Recast every line of the records below as a Markdown table with the columns Row and Record line. Number the rows in order and leave out blank lines.

BEGIN Supplied records

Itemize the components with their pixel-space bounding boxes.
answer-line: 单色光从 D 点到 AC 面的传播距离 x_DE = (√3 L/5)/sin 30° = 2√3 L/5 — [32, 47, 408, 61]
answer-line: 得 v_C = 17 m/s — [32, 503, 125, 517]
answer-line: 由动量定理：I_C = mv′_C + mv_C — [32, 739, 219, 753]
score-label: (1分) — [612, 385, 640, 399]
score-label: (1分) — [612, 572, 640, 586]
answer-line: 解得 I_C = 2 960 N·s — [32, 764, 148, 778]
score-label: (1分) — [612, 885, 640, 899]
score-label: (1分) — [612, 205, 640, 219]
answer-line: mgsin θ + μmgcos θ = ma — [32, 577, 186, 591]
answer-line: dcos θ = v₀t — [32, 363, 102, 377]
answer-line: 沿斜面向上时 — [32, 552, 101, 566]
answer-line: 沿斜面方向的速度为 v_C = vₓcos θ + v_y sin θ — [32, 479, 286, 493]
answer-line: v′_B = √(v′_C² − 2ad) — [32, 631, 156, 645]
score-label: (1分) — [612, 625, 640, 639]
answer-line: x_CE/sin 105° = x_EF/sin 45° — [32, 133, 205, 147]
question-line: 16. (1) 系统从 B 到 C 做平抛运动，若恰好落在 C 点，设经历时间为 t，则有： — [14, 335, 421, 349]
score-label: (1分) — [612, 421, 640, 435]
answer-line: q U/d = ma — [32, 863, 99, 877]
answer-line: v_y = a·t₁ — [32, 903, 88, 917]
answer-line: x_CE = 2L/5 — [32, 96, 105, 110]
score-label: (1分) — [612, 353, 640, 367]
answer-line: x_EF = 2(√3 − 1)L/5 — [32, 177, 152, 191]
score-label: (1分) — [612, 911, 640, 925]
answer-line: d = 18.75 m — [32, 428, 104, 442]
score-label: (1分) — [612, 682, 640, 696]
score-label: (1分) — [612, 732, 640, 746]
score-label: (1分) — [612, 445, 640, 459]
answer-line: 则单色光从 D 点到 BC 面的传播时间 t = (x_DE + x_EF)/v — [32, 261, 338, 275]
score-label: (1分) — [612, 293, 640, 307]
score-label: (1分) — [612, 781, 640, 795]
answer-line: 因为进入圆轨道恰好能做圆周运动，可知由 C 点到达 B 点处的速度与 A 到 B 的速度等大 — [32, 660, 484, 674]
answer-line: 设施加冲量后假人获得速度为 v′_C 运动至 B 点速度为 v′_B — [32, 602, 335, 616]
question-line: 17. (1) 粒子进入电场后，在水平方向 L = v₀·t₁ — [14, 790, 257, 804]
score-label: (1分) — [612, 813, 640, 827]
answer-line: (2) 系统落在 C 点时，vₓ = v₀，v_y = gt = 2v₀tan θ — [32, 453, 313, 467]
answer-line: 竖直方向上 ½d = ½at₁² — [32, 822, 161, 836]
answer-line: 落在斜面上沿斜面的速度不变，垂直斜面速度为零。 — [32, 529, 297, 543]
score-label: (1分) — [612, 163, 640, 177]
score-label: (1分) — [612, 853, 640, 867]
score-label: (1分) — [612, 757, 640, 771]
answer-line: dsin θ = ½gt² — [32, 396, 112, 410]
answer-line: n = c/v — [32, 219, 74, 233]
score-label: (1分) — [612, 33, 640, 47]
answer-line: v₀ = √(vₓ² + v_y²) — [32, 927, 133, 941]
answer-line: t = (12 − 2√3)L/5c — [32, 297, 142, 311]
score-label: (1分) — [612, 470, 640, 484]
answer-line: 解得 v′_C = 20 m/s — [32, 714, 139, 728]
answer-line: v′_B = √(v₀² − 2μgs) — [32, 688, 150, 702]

END Supplied records

■ Task output
| Row | Record line |
|---|---|
| 1 | Itemize the components with their pixel-space bounding boxes. |
| 2 | answer-line: 单色光从 D 点到 AC 面的传播距离 x_DE = (√3 L/5)/sin 30° = 2√3 L/5 — [32, 47, 408, 61] |
| 3 | answer-line: 得 v_C = 17 m/s — [32, 503, 125, 517] |
| 4 | answer-line: 由动量定理：I_C = mv′_C + mv_C — [32, 739, 219, 753] |
| 5 | score-label: (1分) — [612, 385, 640, 399] |
| 6 | score-label: (1分) — [612, 572, 640, 586] |
| 7 | answer-line: 解得 I_C = 2 960 N·s — [32, 764, 148, 778] |
| 8 | score-label: (1分) — [612, 885, 640, 899] |
| 9 | score-label: (1分) — [612, 205, 640, 219] |
| 10 | answer-line: mgsin θ + μmgcos θ = ma — [32, 577, 186, 591] |
| 11 | answer-line: dcos θ = v₀t — [32, 363, 102, 377] |
| 12 | answer-line: 沿斜面向上时 — [32, 552, 101, 566] |
| 13 | answer-line: 沿斜面方向的速度为 v_C = vₓcos θ + v_y sin θ — [32, 479, 286, 493] |
| 14 | answer-line: v′_B = √(v′_C² − 2ad) — [32, 631, 156, 645] |
| 15 | score-label: (1分) — [612, 625, 640, 639] |
| 16 | answer-line: x_CE/sin 105° = x_EF/sin 45° — [32, 133, 205, 147] |
| 17 | question-line: 16. (1) 系统从 B 到 C 做平抛运动，若恰好落在 C 点，设经历时间为 t，则有： — [14, 335, 421, 349] |
| 18 | score-label: (1分) — [612, 421, 640, 435] |
| 19 | answer-line: q U/d = ma — [32, 863, 99, 877] |
| 20 | answer-line: v_y = a·t₁ — [32, 903, 88, 917] |
| 21 | answer-line: x_CE = 2L/5 — [32, 96, 105, 110] |
| 22 | score-label: (1分) — [612, 353, 640, 367] |
| 23 | answer-line: x_EF = 2(√3 − 1)L/5 — [32, 177, 152, 191] |
| 24 | score-label: (1分) — [612, 911, 640, 925] |
| 25 | answer-line: d = 18.75 m — [32, 428, 104, 442] |
| 26 | score-label: (1分) — [612, 682, 640, 696] |
| 27 | score-label: (1分) — [612, 732, 640, 746] |
| 28 | score-label: (1分) — [612, 445, 640, 459] |
| 29 | answer-line: 则单色光从 D 点到 BC 面的传播时间 t = (x_DE + x_EF)/v — [32, 261, 338, 275] |
| 30 | score-label: (1分) — [612, 293, 640, 307] |
| 31 | score-label: (1分) — [612, 781, 640, 795] |
| 32 | answer-line: 因为进入圆轨道恰好能做圆周运动，可知由 C 点到达 B 点处的速度与 A 到 B 的速度等大 — [32, 660, 484, 674] |
| 33 | answer-line: 设施加冲量后假人获得速度为 v′_C 运动至 B 点速度为 v′_B — [32, 602, 335, 616] |
| 34 | question-line: 17. (1) 粒子进入电场后，在水平方向 L = v₀·t₁ — [14, 790, 257, 804] |
| 35 | score-label: (1分) — [612, 813, 640, 827] |
| 36 | answer-line: (2) 系统落在 C 点时，vₓ = v₀，v_y = gt = 2v₀tan θ — [32, 453, 313, 467] |
| 37 | answer-line: 竖直方向上 ½d = ½at₁² — [32, 822, 161, 836] |
| 38 | answer-line: 落在斜面上沿斜面的速度不变，垂直斜面速度为零。 — [32, 529, 297, 543] |
| 39 | score-label: (1分) — [612, 163, 640, 177] |
| 40 | score-label: (1分) — [612, 853, 640, 867] |
| 41 | score-label: (1分) — [612, 757, 640, 771] |
| 42 | answer-line: dsin θ = ½gt² — [32, 396, 112, 410] |
| 43 | answer-line: n = c/v — [32, 219, 74, 233] |
| 44 | score-label: (1分) — [612, 33, 640, 47] |
| 45 | answer-line: v₀ = √(vₓ² + v_y²) — [32, 927, 133, 941] |
| 46 | answer-line: t = (12 − 2√3)L/5c — [32, 297, 142, 311] |
| 47 | score-label: (1分) — [612, 470, 640, 484] |
| 48 | answer-line: 解得 v′_C = 20 m/s — [32, 714, 139, 728] |
| 49 | answer-line: v′_B = √(v₀² − 2μgs) — [32, 688, 150, 702] |